REQUEST:
Rewrite the lines below, replacing each "waterfall-row" with "trace-row" and leaving everything else unchanged. Leave the pictures out of your output.
------ DATA EXCERPTS ------
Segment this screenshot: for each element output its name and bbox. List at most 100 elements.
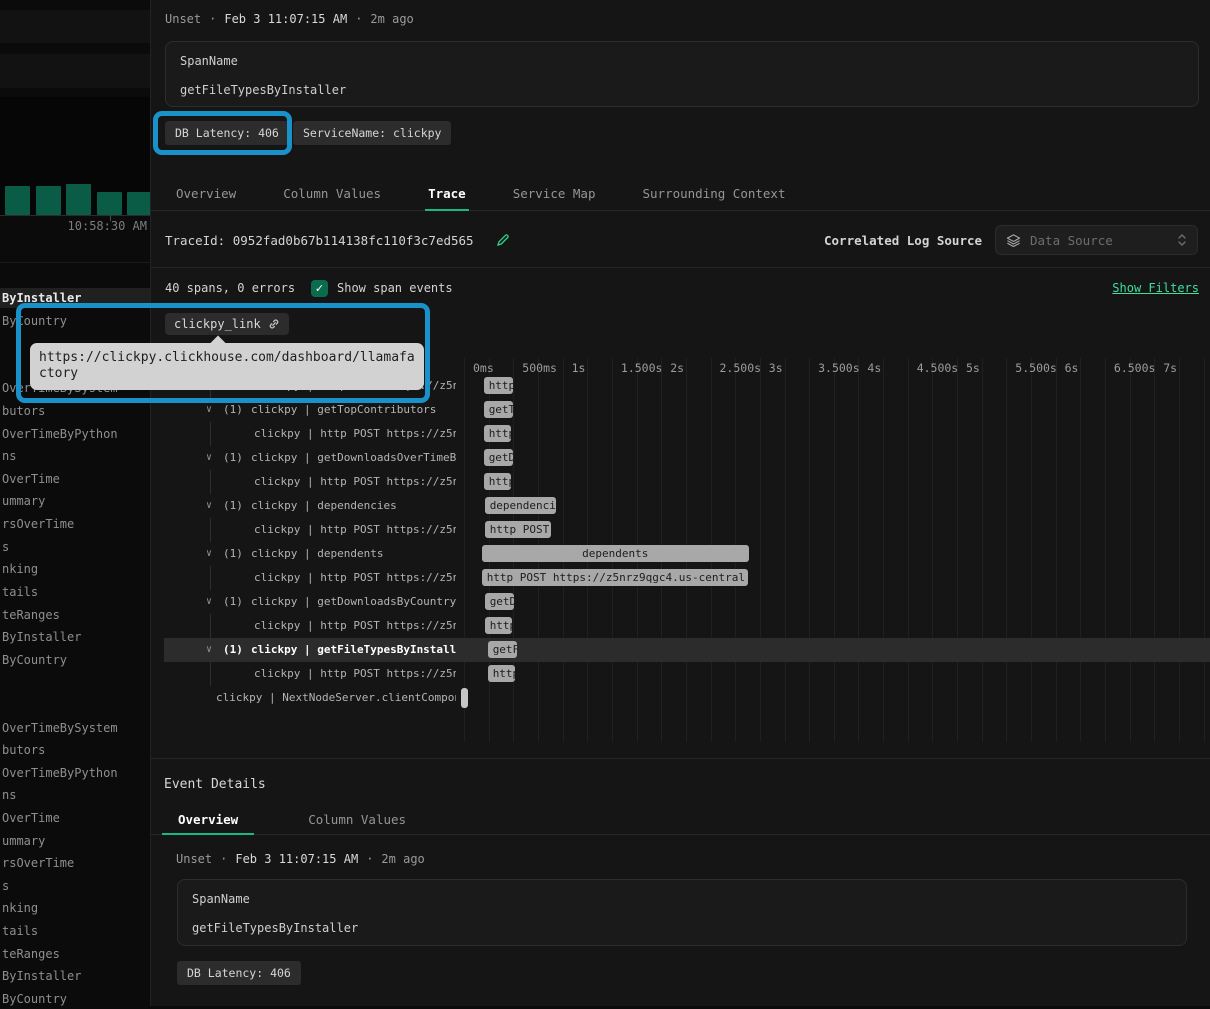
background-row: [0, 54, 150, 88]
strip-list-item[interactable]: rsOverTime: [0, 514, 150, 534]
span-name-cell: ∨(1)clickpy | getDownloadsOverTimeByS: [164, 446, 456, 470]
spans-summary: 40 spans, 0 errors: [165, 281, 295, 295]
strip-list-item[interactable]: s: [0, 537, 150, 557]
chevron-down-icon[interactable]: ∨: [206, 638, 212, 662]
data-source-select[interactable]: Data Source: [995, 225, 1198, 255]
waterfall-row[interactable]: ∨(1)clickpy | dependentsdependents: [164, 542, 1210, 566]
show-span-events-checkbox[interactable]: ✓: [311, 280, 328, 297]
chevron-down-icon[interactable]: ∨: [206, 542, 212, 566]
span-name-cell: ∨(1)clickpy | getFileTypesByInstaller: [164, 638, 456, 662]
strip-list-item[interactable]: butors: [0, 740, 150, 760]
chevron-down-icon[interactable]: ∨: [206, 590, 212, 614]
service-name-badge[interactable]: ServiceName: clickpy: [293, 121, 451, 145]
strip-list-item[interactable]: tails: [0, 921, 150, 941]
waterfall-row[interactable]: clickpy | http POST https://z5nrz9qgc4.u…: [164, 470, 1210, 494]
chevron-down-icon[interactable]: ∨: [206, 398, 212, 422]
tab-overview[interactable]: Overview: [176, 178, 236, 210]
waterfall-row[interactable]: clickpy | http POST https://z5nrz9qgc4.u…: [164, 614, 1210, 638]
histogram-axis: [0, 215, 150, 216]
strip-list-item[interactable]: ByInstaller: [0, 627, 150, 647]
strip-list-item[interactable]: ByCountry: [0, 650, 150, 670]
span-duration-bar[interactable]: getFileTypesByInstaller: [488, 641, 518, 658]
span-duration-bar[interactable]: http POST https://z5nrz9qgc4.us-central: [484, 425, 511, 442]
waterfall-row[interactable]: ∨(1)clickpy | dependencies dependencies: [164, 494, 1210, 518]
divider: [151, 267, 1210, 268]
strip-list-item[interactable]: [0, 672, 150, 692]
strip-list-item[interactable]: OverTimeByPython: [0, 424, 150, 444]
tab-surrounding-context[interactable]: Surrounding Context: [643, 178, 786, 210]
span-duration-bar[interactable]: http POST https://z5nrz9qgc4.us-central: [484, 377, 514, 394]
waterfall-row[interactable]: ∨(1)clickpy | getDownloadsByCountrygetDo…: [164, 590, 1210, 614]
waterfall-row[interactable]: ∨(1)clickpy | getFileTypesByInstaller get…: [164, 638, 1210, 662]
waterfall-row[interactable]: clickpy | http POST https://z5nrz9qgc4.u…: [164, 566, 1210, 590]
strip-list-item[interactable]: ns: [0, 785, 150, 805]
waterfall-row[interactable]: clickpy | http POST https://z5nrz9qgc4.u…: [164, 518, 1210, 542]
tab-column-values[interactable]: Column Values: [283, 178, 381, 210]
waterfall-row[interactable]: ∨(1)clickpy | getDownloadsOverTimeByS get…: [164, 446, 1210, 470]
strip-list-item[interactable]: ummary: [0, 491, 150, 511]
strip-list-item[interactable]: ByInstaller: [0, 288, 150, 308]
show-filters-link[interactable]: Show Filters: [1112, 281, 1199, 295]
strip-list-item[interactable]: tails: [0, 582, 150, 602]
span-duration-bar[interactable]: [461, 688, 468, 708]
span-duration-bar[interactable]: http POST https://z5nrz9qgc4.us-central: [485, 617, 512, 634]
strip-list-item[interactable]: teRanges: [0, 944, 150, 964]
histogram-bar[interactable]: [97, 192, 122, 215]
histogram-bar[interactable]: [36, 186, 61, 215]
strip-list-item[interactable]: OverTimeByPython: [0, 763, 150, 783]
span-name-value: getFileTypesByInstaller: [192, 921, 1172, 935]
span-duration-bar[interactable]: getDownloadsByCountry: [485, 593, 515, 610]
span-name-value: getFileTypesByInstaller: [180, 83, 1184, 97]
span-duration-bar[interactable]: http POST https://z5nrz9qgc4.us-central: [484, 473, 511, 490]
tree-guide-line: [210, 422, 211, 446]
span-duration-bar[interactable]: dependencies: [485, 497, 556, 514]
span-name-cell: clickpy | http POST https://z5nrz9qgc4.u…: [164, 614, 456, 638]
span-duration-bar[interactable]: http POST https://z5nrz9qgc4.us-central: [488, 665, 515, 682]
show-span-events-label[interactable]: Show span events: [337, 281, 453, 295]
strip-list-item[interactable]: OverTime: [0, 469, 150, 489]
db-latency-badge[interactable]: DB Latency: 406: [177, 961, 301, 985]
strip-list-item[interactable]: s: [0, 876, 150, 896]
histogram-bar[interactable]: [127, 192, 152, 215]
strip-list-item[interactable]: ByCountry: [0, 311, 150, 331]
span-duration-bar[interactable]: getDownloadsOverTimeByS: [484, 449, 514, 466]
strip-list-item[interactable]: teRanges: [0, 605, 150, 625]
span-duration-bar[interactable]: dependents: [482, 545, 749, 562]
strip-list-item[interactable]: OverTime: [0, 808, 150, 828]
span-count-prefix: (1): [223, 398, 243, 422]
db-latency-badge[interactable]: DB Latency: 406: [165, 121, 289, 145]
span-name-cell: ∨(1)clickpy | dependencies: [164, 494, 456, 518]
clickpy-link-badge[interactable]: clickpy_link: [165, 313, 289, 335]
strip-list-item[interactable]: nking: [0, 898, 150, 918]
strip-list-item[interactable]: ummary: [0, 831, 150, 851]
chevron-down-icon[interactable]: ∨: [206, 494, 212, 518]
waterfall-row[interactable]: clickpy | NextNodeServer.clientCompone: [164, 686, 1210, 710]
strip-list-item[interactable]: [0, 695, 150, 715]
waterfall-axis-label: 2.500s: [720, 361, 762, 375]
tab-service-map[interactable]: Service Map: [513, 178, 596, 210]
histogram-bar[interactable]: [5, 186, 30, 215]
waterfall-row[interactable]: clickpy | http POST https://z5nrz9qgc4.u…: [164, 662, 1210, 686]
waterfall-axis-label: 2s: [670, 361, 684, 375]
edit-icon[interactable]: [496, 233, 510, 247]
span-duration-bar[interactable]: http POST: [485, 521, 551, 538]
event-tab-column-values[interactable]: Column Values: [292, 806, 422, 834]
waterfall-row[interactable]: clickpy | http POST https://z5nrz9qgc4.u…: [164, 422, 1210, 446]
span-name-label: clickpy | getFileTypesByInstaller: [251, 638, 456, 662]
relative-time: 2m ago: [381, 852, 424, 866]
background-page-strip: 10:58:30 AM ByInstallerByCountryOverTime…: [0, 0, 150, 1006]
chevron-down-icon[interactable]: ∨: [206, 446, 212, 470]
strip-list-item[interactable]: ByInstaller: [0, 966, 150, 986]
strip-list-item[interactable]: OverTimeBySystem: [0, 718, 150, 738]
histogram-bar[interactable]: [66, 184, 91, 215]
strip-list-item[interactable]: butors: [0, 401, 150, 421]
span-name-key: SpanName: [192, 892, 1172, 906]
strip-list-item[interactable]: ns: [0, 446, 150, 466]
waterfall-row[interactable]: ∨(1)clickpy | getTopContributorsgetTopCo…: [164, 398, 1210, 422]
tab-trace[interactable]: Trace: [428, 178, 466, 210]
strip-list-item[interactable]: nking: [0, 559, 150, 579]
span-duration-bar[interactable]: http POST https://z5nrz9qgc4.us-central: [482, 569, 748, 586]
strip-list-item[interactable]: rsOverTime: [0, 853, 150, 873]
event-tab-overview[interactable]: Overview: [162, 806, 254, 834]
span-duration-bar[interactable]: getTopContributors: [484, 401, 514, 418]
------
FULL OUTPUT:
Segment this screenshot: for each element output its name and bbox. List at most 100 elements.
background-row: [0, 54, 150, 88]
strip-list-item[interactable]: rsOverTime: [0, 514, 150, 534]
span-name-cell: ∨(1)clickpy | getDownloadsOverTimeByS: [164, 446, 456, 470]
spans-summary: 40 spans, 0 errors: [165, 281, 295, 295]
strip-list-item[interactable]: s: [0, 537, 150, 557]
chevron-down-icon[interactable]: ∨: [206, 638, 212, 662]
data-source-select[interactable]: Data Source: [995, 225, 1198, 255]
trace-row[interactable]: ∨(1)clickpy | dependentsdependents: [164, 542, 1210, 566]
show-span-events-checkbox[interactable]: ✓: [311, 280, 328, 297]
chevron-down-icon[interactable]: ∨: [206, 542, 212, 566]
span-name-cell: ∨(1)clickpy | getFileTypesByInstaller: [164, 638, 456, 662]
strip-list-item[interactable]: butors: [0, 740, 150, 760]
chevron-down-icon[interactable]: ∨: [206, 590, 212, 614]
service-name-badge[interactable]: ServiceName: clickpy: [293, 121, 451, 145]
strip-list-item[interactable]: tails: [0, 921, 150, 941]
trace-row[interactable]: clickpy | http POST https://z5nrz9qgc4.u…: [164, 470, 1210, 494]
chevron-down-icon[interactable]: ∨: [206, 398, 212, 422]
tab-overview[interactable]: Overview: [176, 178, 236, 210]
trace-row[interactable]: clickpy | http POST https://z5nrz9qgc4.u…: [164, 614, 1210, 638]
histogram-axis: [0, 215, 150, 216]
strip-list-item[interactable]: ByInstaller: [0, 627, 150, 647]
strip-list-item[interactable]: ByCountry: [0, 650, 150, 670]
span-duration-bar[interactable]: getFileTypesByInstaller: [488, 641, 518, 658]
span-duration-bar[interactable]: http POST https://z5nrz9qgc4.us-central: [484, 425, 511, 442]
trace-row[interactable]: ∨(1)clickpy | dependencies dependencies: [164, 494, 1210, 518]
divider: [151, 267, 1210, 268]
strip-list-item[interactable]: [0, 672, 150, 692]
strip-list-item[interactable]: OverTimeByPython: [0, 424, 150, 444]
tab-surrounding-context[interactable]: Surrounding Context: [643, 178, 786, 210]
span-duration-bar[interactable]: http POST https://z5nrz9qgc4.us-central: [484, 377, 514, 394]
trace-row[interactable]: ∨(1)clickpy | getDownloadsByCountrygetDo…: [164, 590, 1210, 614]
trace-row[interactable]: ∨(1)clickpy | getFileTypesByInstaller get…: [164, 638, 1210, 662]
trace-row[interactable]: clickpy | http POST https://z5nrz9qgc4.u…: [164, 566, 1210, 590]
strip-list-item[interactable]: ns: [0, 785, 150, 805]
trace-row[interactable]: clickpy | http POST https://z5nrz9qgc4.u…: [164, 518, 1210, 542]
tab-column-values[interactable]: Column Values: [283, 178, 381, 210]
trace-row[interactable]: ∨(1)clickpy | getDownloadsOverTimeByS get…: [164, 446, 1210, 470]
strip-list-item[interactable]: ummary: [0, 491, 150, 511]
strip-list-item[interactable]: ByInstaller: [0, 288, 150, 308]
show-filters-link[interactable]: Show Filters: [1112, 281, 1199, 295]
strip-list-item[interactable]: tails: [0, 582, 150, 602]
span-duration-bar[interactable]: [461, 688, 468, 708]
span-duration-bar[interactable]: http POST https://z5nrz9qgc4.us-central: [485, 617, 512, 634]
strip-list-item[interactable]: teRanges: [0, 944, 150, 964]
histogram-bar[interactable]: [97, 192, 122, 215]
histogram-bar[interactable]: [36, 186, 61, 215]
strip-list-item[interactable]: OverTimeByPython: [0, 763, 150, 783]
span-name-value: getFileTypesByInstaller: [192, 921, 1172, 935]
span-duration-bar[interactable]: getDownloadsByCountry: [485, 593, 515, 610]
span-name-value: getFileTypesByInstaller: [180, 83, 1184, 97]
span-duration-bar[interactable]: http POST https://z5nrz9qgc4.us-central: [484, 473, 511, 490]
tree-guide-line: [210, 422, 211, 446]
span-duration-bar[interactable]: dependencies: [485, 497, 556, 514]
span-name-cell: clickpy | http POST https://z5nrz9qgc4.u…: [164, 614, 456, 638]
span-duration-bar[interactable]: http POST https://z5nrz9qgc4.us-central: [488, 665, 515, 682]
show-span-events-label[interactable]: Show span events: [337, 281, 453, 295]
strip-list-item[interactable]: OverTime: [0, 469, 150, 489]
db-latency-badge[interactable]: DB Latency: 406: [177, 961, 301, 985]
strip-list-item[interactable]: s: [0, 876, 150, 896]
histogram-bar[interactable]: [127, 192, 152, 215]
strip-list-item[interactable]: ByCountry: [0, 311, 150, 331]
span-duration-bar[interactable]: getDownloadsOverTimeByS: [484, 449, 514, 466]
strip-list-item[interactable]: teRanges: [0, 605, 150, 625]
span-duration-bar[interactable]: dependents: [482, 545, 749, 562]
strip-list-item[interactable]: OverTime: [0, 808, 150, 828]
span-count-prefix: (1): [223, 398, 243, 422]
db-latency-badge[interactable]: DB Latency: 406: [165, 121, 289, 145]
span-name-cell: ∨(1)clickpy | dependencies: [164, 494, 456, 518]
clickpy-link-badge[interactable]: clickpy_link: [165, 313, 289, 335]
strip-list-item[interactable]: nking: [0, 898, 150, 918]
strip-list-item[interactable]: ummary: [0, 831, 150, 851]
chevron-down-icon[interactable]: ∨: [206, 494, 212, 518]
trace-row[interactable]: clickpy | NextNodeServer.clientCompone: [164, 686, 1210, 710]
strip-list-item[interactable]: [0, 695, 150, 715]
waterfall-axis-label: 2.500s: [720, 361, 762, 375]
tab-service-map[interactable]: Service Map: [513, 178, 596, 210]
histogram-bar[interactable]: [5, 186, 30, 215]
trace-row[interactable]: clickpy | http POST https://z5nrz9qgc4.u…: [164, 662, 1210, 686]
waterfall-axis-label: 2s: [670, 361, 684, 375]
edit-icon[interactable]: [496, 233, 510, 247]
span-duration-bar[interactable]: http POST: [485, 521, 551, 538]
event-tab-column-values[interactable]: Column Values: [292, 806, 422, 834]
trace-row[interactable]: clickpy | http POST https://z5nrz9qgc4.u…: [164, 422, 1210, 446]
span-name-label: clickpy | getFileTypesByInstaller: [251, 638, 456, 662]
relative-time: 2m ago: [381, 852, 424, 866]
background-page-strip: 10:58:30 AM ByInstallerByCountryOverTime…: [0, 0, 150, 1006]
chevron-down-icon[interactable]: ∨: [206, 446, 212, 470]
strip-list-item[interactable]: ByInstaller: [0, 966, 150, 986]
strip-list-item[interactable]: OverTimeBySystem: [0, 718, 150, 738]
histogram-bar[interactable]: [66, 184, 91, 215]
strip-list-item[interactable]: butors: [0, 401, 150, 421]
span-name-key: SpanName: [192, 892, 1172, 906]
strip-list-item[interactable]: ns: [0, 446, 150, 466]
trace-row[interactable]: ∨(1)clickpy | getTopContributorsgetTopCo…: [164, 398, 1210, 422]
tab-trace[interactable]: Trace: [428, 178, 466, 210]
strip-list-item[interactable]: nking: [0, 559, 150, 579]
span-duration-bar[interactable]: http POST https://z5nrz9qgc4.us-central: [482, 569, 748, 586]
strip-list-item[interactable]: rsOverTime: [0, 853, 150, 873]
event-tab-overview[interactable]: Overview: [162, 806, 254, 834]
span-duration-bar[interactable]: getTopContributors: [484, 401, 514, 418]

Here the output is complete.